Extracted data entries
▶
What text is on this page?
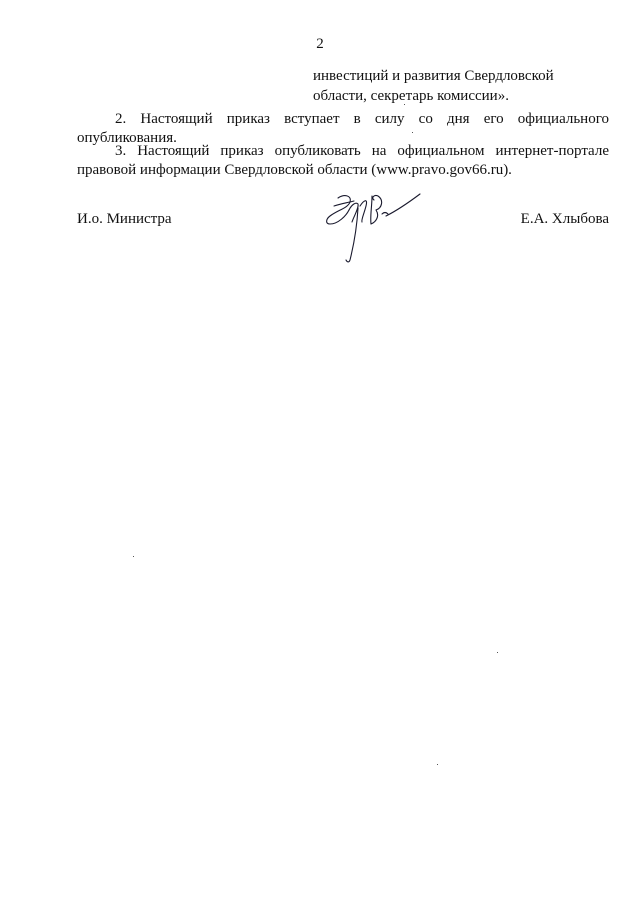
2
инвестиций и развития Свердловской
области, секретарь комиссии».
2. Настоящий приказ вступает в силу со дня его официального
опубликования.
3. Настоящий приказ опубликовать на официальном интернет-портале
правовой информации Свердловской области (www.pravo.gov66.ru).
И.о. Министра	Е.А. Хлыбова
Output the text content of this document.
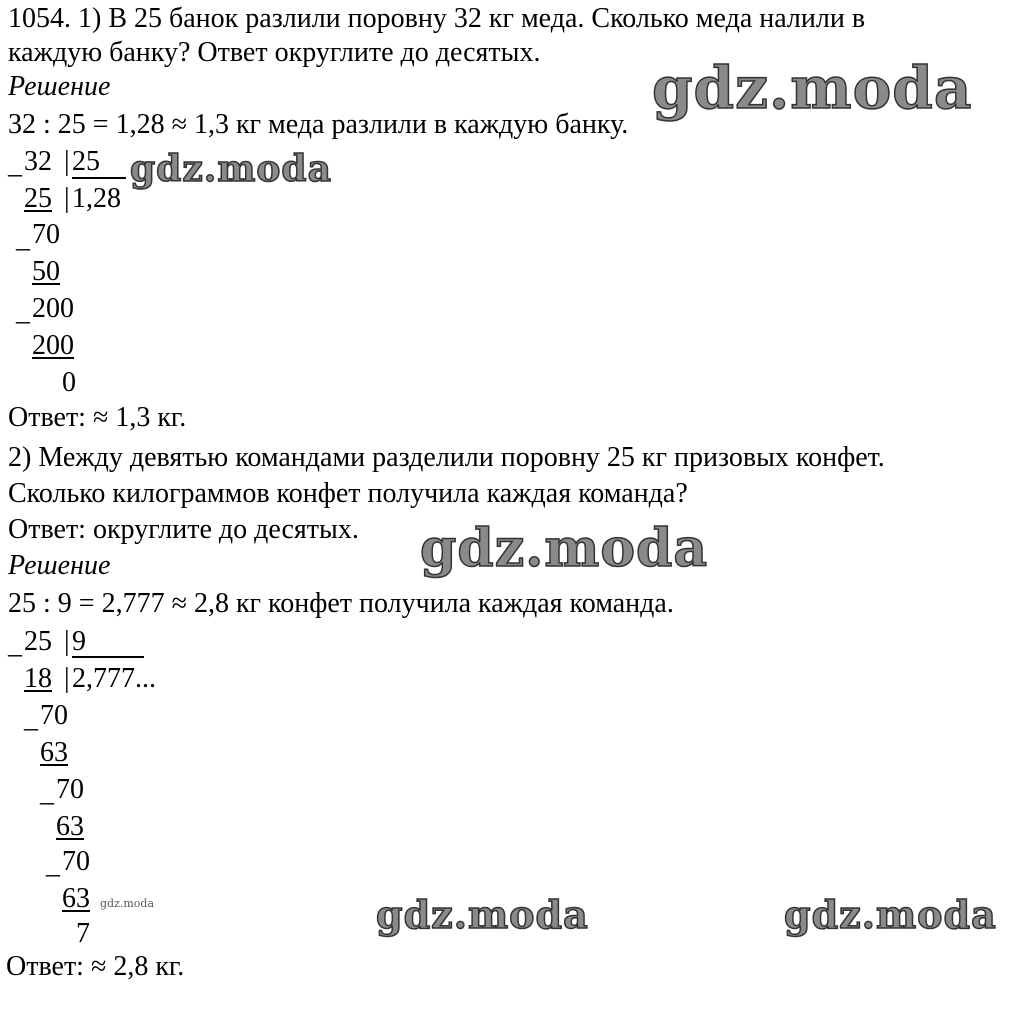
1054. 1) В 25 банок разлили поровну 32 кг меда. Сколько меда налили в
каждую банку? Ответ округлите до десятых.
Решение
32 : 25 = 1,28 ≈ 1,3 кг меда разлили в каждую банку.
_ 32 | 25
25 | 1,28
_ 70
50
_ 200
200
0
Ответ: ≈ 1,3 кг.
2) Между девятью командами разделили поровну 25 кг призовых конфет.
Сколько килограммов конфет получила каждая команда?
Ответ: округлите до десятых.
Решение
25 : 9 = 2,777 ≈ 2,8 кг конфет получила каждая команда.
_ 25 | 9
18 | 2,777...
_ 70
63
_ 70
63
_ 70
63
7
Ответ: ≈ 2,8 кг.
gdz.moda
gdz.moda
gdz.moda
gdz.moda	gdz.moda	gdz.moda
◀
PROBLEM TO WORK ON:
Copy all the data exactly as written, but skip any picture.

EXERCISE OUTPUT:
What text is on this page?
2
инвестиций и развития Свердловской
области, секретарь комиссии».
2. Настоящий приказ вступает в силу со дня его официального
опубликования.
3. Настоящий приказ опубликовать на официальном интернет-портале
правовой информации Свердловской области (www.pravo.gov66.ru).
И.о. Министра	Е.А. Хлыбова
Output the text content of this document.
1054. 1) В 25 банок разлили поровну 32 кг меда. Сколько меда налили в
каждую банку? Ответ округлите до десятых.
Решение
32 : 25 = 1,28 ≈ 1,3 кг меда разлили в каждую банку.
_ 32 | 25
25 | 1,28
_ 70
50
_ 200
200
0
Ответ: ≈ 1,3 кг.
2) Между девятью командами разделили поровну 25 кг призовых конфет.
Сколько килограммов конфет получила каждая команда?
Ответ: округлите до десятых.
Решение
25 : 9 = 2,777 ≈ 2,8 кг конфет получила каждая команда.
_ 25 | 9
18 | 2,777...
_ 70
63
_ 70
63
_ 70
63
7
Ответ: ≈ 2,8 кг.
gdz.moda
gdz.moda
gdz.moda
gdz.moda	gdz.moda	gdz.moda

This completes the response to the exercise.